Entries from a visual dataset:
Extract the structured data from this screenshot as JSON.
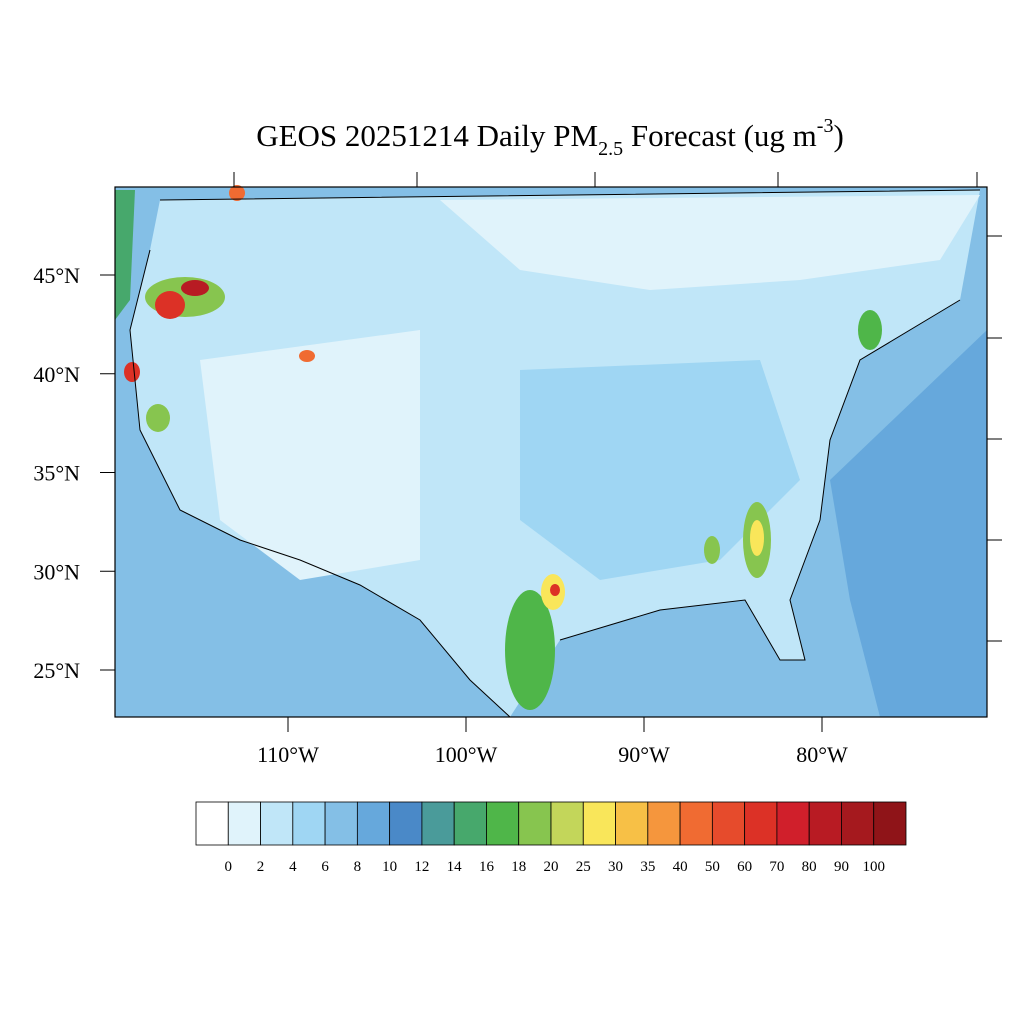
{
  "map": {
    "title": {
      "main": "GEOS 20251214 Daily PM",
      "sub": "2.5",
      "mid": " Forecast (ug m",
      "sup": "-3",
      "end": ")"
    },
    "lat_ticks": [
      {
        "value": 45,
        "label": "45°N"
      },
      {
        "value": 40,
        "label": "40°N"
      },
      {
        "value": 35,
        "label": "35°N"
      },
      {
        "value": 30,
        "label": "30°N"
      },
      {
        "value": 25,
        "label": "25°N"
      }
    ],
    "lon_ticks": [
      {
        "value": -110,
        "label": "110°W"
      },
      {
        "value": -100,
        "label": "100°W"
      },
      {
        "value": -90,
        "label": "90°W"
      },
      {
        "value": -80,
        "label": "80°W"
      }
    ],
    "colorbar": {
      "levels": [
        0,
        2,
        4,
        6,
        8,
        10,
        12,
        14,
        16,
        18,
        20,
        25,
        30,
        35,
        40,
        50,
        60,
        70,
        80,
        90,
        100
      ],
      "colors": [
        "#ffffff",
        "#e0f3fb",
        "#c0e6f8",
        "#9fd6f3",
        "#84bfe6",
        "#66a8dc",
        "#4a89c8",
        "#4a9b9a",
        "#47a86c",
        "#4fb649",
        "#87c54f",
        "#c3d65a",
        "#f9e65a",
        "#f7c046",
        "#f5963d",
        "#f06b32",
        "#e64b2c",
        "#dc3126",
        "#d01f2b",
        "#b81b23",
        "#a5191e",
        "#8f1418"
      ]
    }
  }
}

▸ **TASK**: Could you repeat all of the material exactly? Pictures should not be copied.

▸ **RESPONSE FOR THIS EXERCISE**:
Extract the structured data from this screenshot as JSON.
{
  "map": {
    "title": {
      "main": "GEOS 20251214 Daily PM",
      "sub": "2.5",
      "mid": " Forecast (ug m",
      "sup": "-3",
      "end": ")"
    },
    "lat_ticks": [
      {
        "value": 45,
        "label": "45°N"
      },
      {
        "value": 40,
        "label": "40°N"
      },
      {
        "value": 35,
        "label": "35°N"
      },
      {
        "value": 30,
        "label": "30°N"
      },
      {
        "value": 25,
        "label": "25°N"
      }
    ],
    "lon_ticks": [
      {
        "value": -110,
        "label": "110°W"
      },
      {
        "value": -100,
        "label": "100°W"
      },
      {
        "value": -90,
        "label": "90°W"
      },
      {
        "value": -80,
        "label": "80°W"
      }
    ],
    "colorbar": {
      "levels": [
        0,
        2,
        4,
        6,
        8,
        10,
        12,
        14,
        16,
        18,
        20,
        25,
        30,
        35,
        40,
        50,
        60,
        70,
        80,
        90,
        100
      ],
      "colors": [
        "#ffffff",
        "#e0f3fb",
        "#c0e6f8",
        "#9fd6f3",
        "#84bfe6",
        "#66a8dc",
        "#4a89c8",
        "#4a9b9a",
        "#47a86c",
        "#4fb649",
        "#87c54f",
        "#c3d65a",
        "#f9e65a",
        "#f7c046",
        "#f5963d",
        "#f06b32",
        "#e64b2c",
        "#dc3126",
        "#d01f2b",
        "#b81b23",
        "#a5191e",
        "#8f1418"
      ]
    }
  }
}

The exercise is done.